(INSTRUCTIONS TO FOLLOW): Among the lines below, count those containing the word "ngạch". Give the number only.

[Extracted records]

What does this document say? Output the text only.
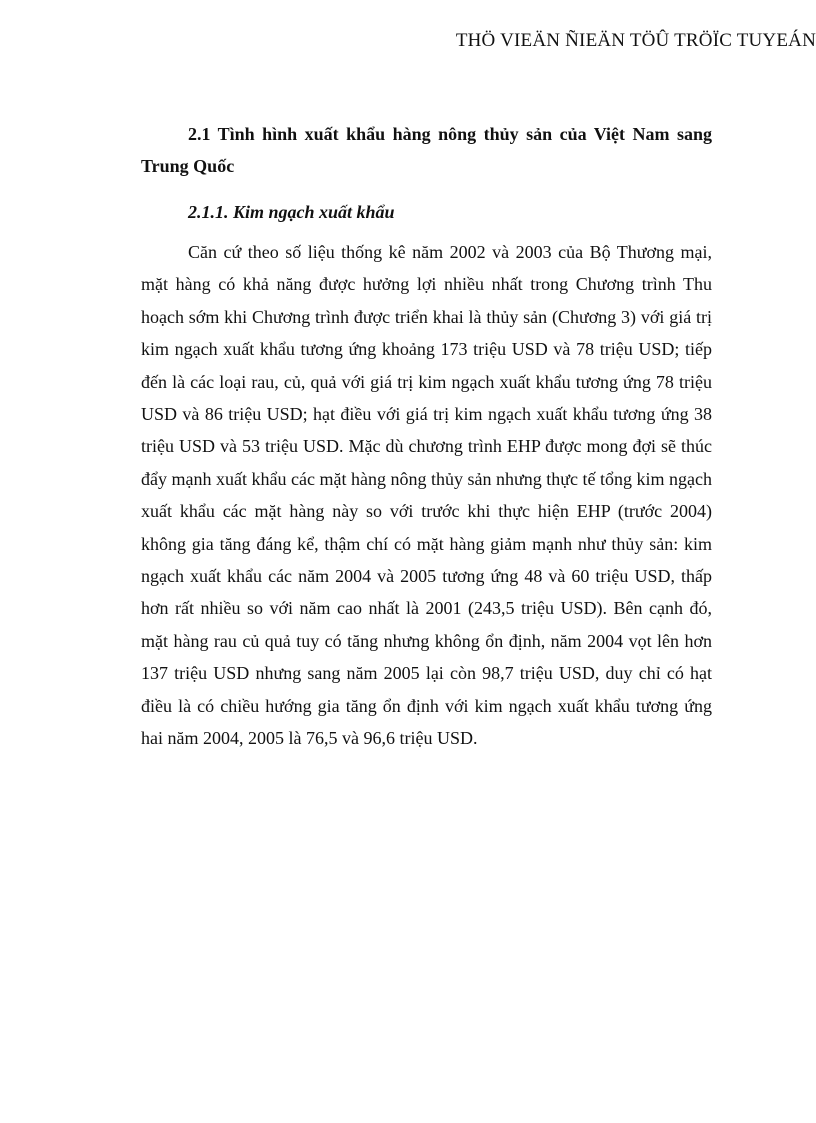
THÖ VIEÄN ÑIEÄN TÖÛ TRÖÏC TUYEÁN
2.1 Tình hình xuất khẩu hàng nông thủy sản của Việt Nam sang Trung Quốc
2.1.1. Kim ngạch xuất khẩu

Căn cứ theo số liệu thống kê năm 2002 và 2003 của Bộ Thương mại, mặt hàng có khả năng được hưởng lợi nhiều nhất trong Chương trình Thu hoạch sớm khi Chương trình được triển khai là thủy sản (Chương 3) với giá trị kim ngạch xuất khẩu tương ứng khoảng 173 triệu USD và 78 triệu USD; tiếp đến là các loại rau, củ, quả với giá trị kim ngạch xuất khẩu tương ứng 78 triệu USD và 86 triệu USD; hạt điều với giá trị kim ngạch xuất khẩu tương ứng 38 triệu USD và 53 triệu USD. Mặc dù chương trình EHP được mong đợi sẽ thúc đẩy mạnh xuất khẩu các mặt hàng nông thủy sản nhưng thực tế tổng kim ngạch xuất khẩu các mặt hàng này so với trước khi thực hiện EHP (trước 2004) không gia tăng đáng kể, thậm chí có mặt hàng giảm mạnh như thủy sản: kim ngạch xuất khẩu các năm 2004 và 2005 tương ứng 48 và 60 triệu USD, thấp hơn rất nhiều so với năm cao nhất là 2001 (243,5 triệu USD). Bên cạnh đó, mặt hàng rau củ quả tuy có tăng nhưng không ổn định, năm 2004 vọt lên hơn 137 triệu USD nhưng sang năm 2005 lại còn 98,7 triệu USD, duy chỉ có hạt điều là có chiều hướng gia tăng ổn định với kim ngạch xuất khẩu tương ứng hai năm 2004, 2005 là 76,5 và 96,6 triệu USD.
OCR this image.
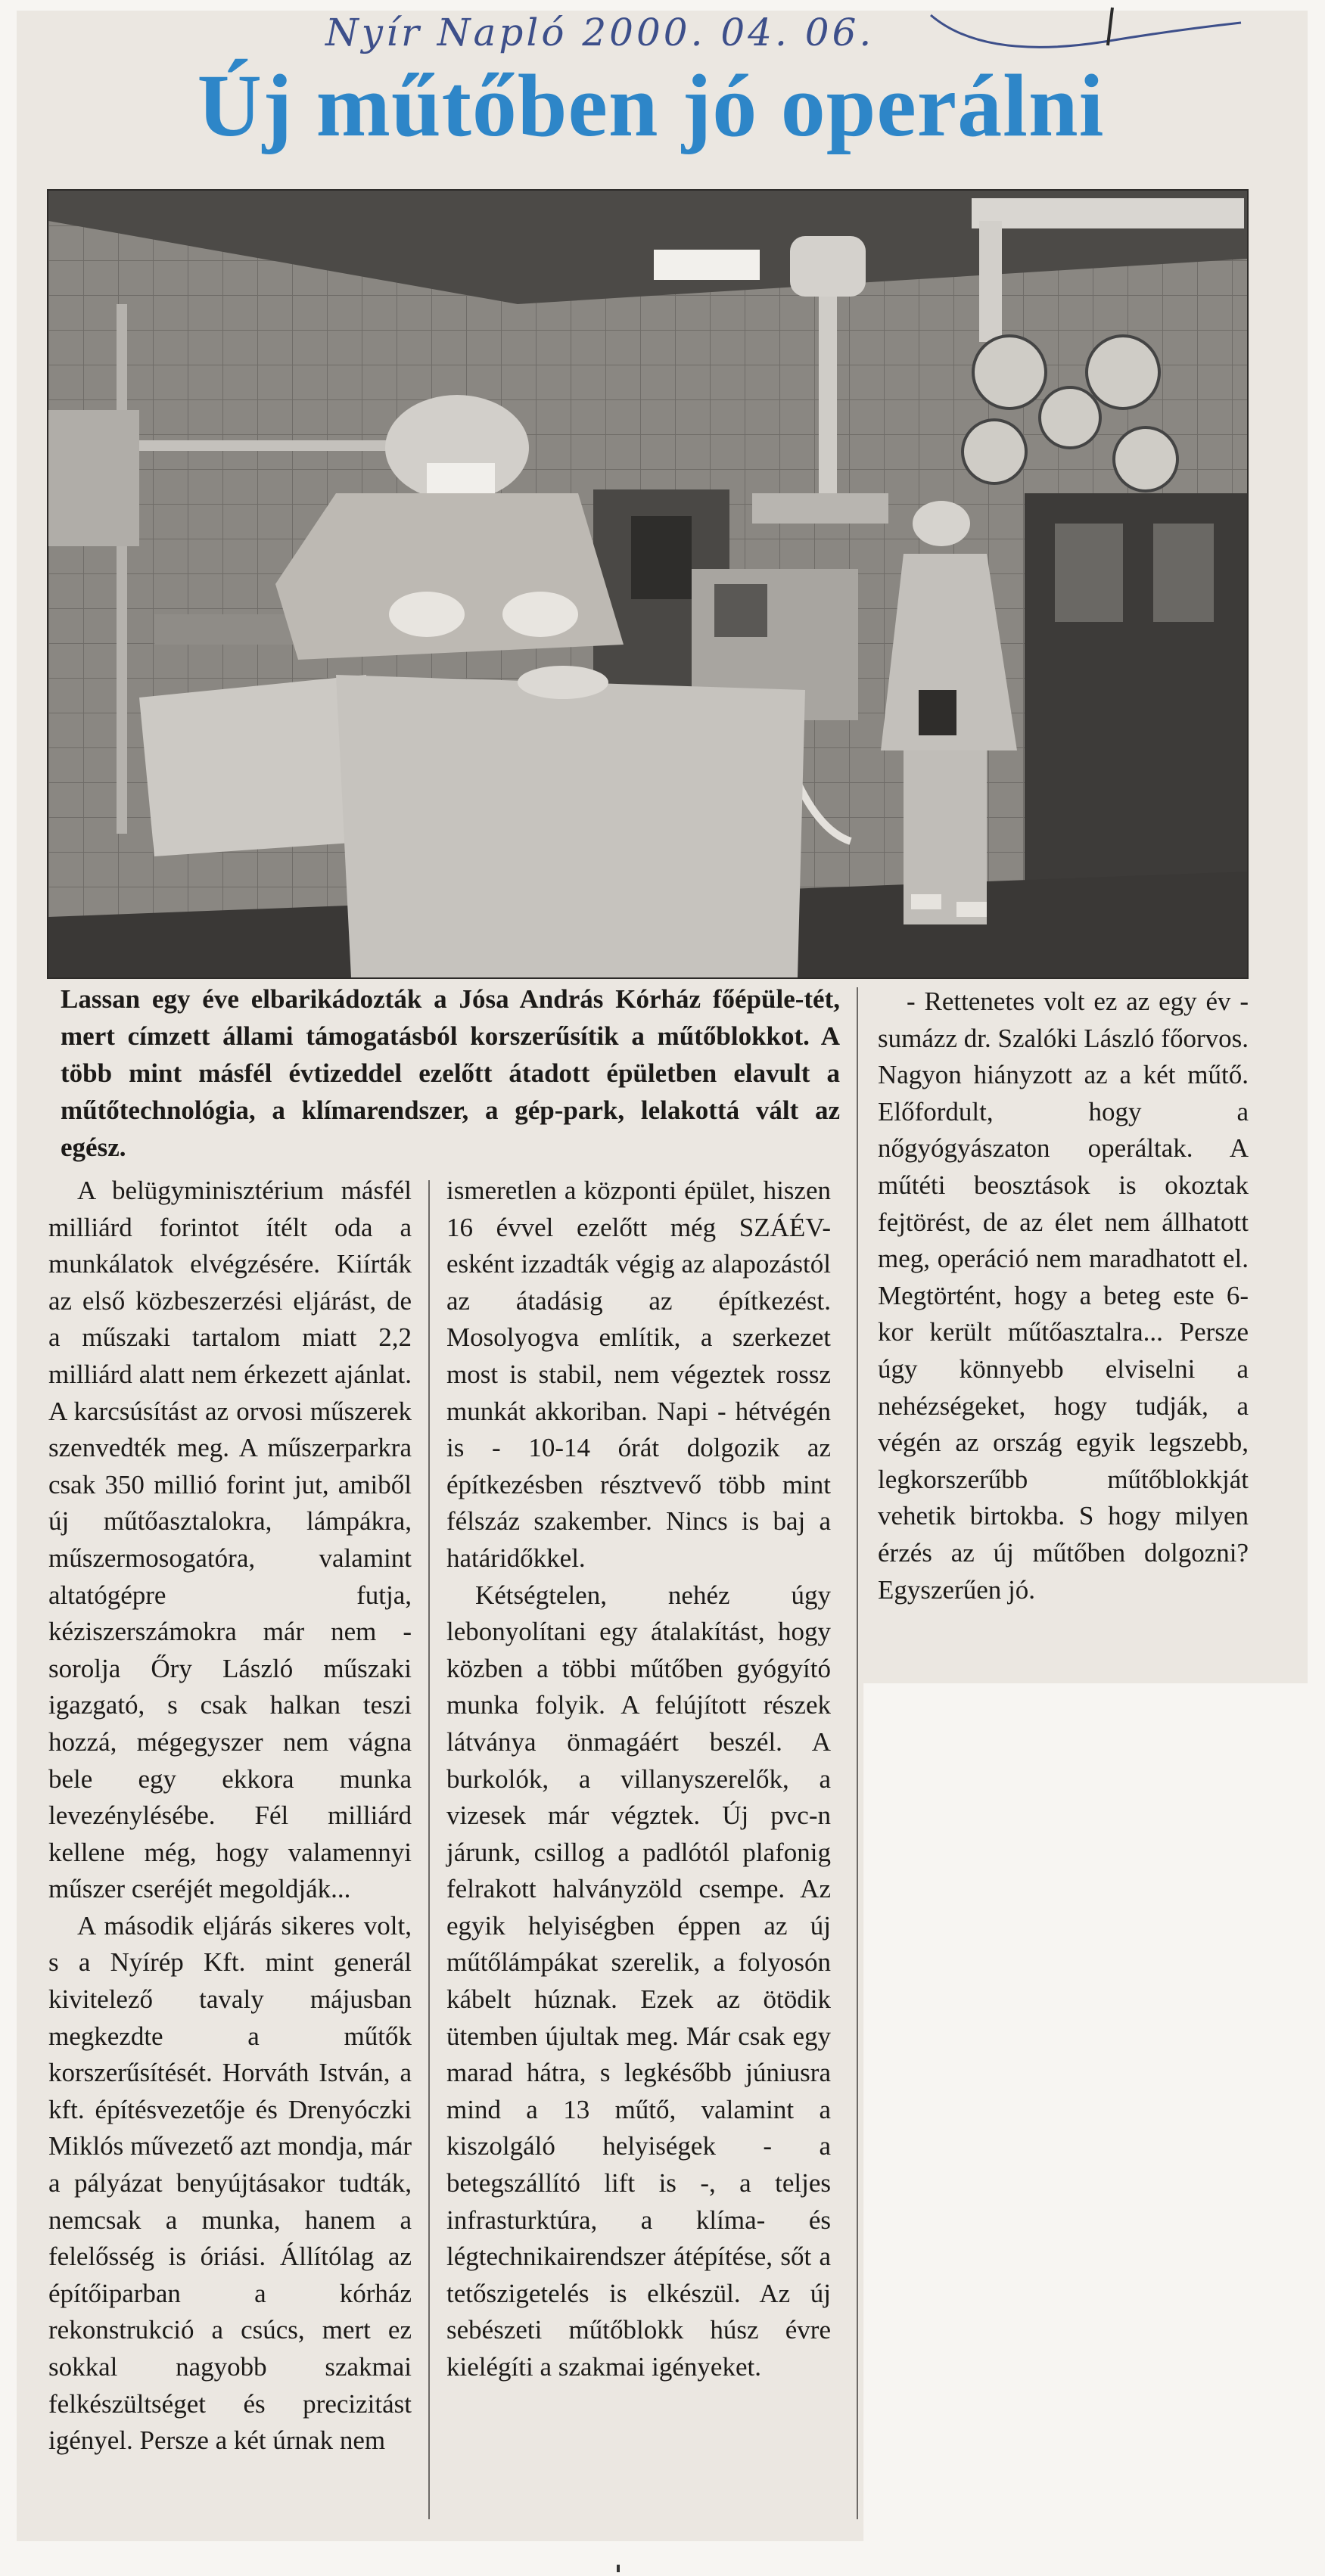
Nyír Napló 2000. 04. 06.
Új műtőben jó operálni
Lassan egy éve elbarikádozták a Jósa András Kórház főépüle-tét, mert címzett állami támogatásból korszerűsítik a műtőblokkot. A több mint másfél évtizeddel ezelőtt átadott épületben elavult a műtőtechnológia, a klímarendszer, a gép-park, lelakottá vált az egész.

A belügyminisztérium másfél milliárd forintot ítélt oda a munkálatok elvégzésére. Kiírták az első közbeszerzési eljárást, de a műszaki tartalom miatt 2,2 milliárd alatt nem érkezett ajánlat. A karcsúsítást az orvosi műszerek szenvedték meg. A műszerparkra csak 350 millió forint jut, amiből új műtőasztalokra, lámpákra, műszermosogatóra, valamint altatógépre futja, kéziszerszámokra már nem - sorolja Őry László műszaki igazgató, s csak halkan teszi hozzá, mégegyszer nem vágna bele egy ekkora munka levezénylésébe. Fél milliárd kellene még, hogy valamennyi műszer cseréjét megoldják...

A második eljárás sikeres volt, s a Nyírép Kft. mint generál kivitelező tavaly májusban megkezdte a műtők korszerűsítését. Horváth István, a kft. építésvezetője és Drenyóczki Miklós művezető azt mondja, már a pályázat benyújtásakor tudták, nemcsak a munka, hanem a felelősség is óriási. Állítólag az építőiparban a kórház rekonstrukció a csúcs, mert ez sokkal nagyobb szakmai felkészültséget és precizitást igényel. Persze a két úrnak nem

ismeretlen a központi épület, hiszen 16 évvel ezelőtt még SZÁÉV-esként izzadták végig az alapozástól az átadásig az építkezést. Mosolyogva említik, a szerkezet most is stabil, nem végeztek rossz munkát akkoriban. Napi - hétvégén is - 10-14 órát dolgozik az építkezésben résztvevő több mint félszáz szakember. Nincs is baj a határidőkkel.

Kétségtelen, nehéz úgy lebonyolítani egy átalakítást, hogy közben a többi műtőben gyógyító munka folyik. A felújított részek látványa önmagáért beszél. A burkolók, a villanyszerelők, a vizesek már végztek. Új pvc-n járunk, csillog a padlótól plafonig felrakott halványzöld csempe. Az egyik helyiségben éppen az új műtőlámpákat szerelik, a folyosón kábelt húznak. Ezek az ötödik ütemben újultak meg. Már csak egy marad hátra, s legkésőbb júniusra mind a 13 műtő, valamint a kiszolgáló helyiségek - a betegszállító lift is -, a teljes infrasturktúra, a klíma- és légtechnikairendszer átépítése, sőt a tetőszigetelés is elkészül. Az új sebészeti műtőblokk húsz évre kielégíti a szakmai igényeket.

- Rettenetes volt ez az egy év - sumázz dr. Szalóki László főorvos. Nagyon hiányzott az a két műtő. Előfordult, hogy a nőgyógyászaton operáltak. A műtéti beosztások is okoztak fejtörést, de az élet nem állhatott meg, operáció nem maradhatott el. Megtörtént, hogy a beteg este 6-kor került műtőasztalra... Persze úgy könnyebb elviselni a nehézségeket, hogy tudják, a végén az ország egyik legszebb, legkorszerűbb műtőblokkját vehetik birtokba. S hogy milyen érzés az új műtőben dolgozni? Egyszerűen jó.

(FINISHED EXERCISE): 2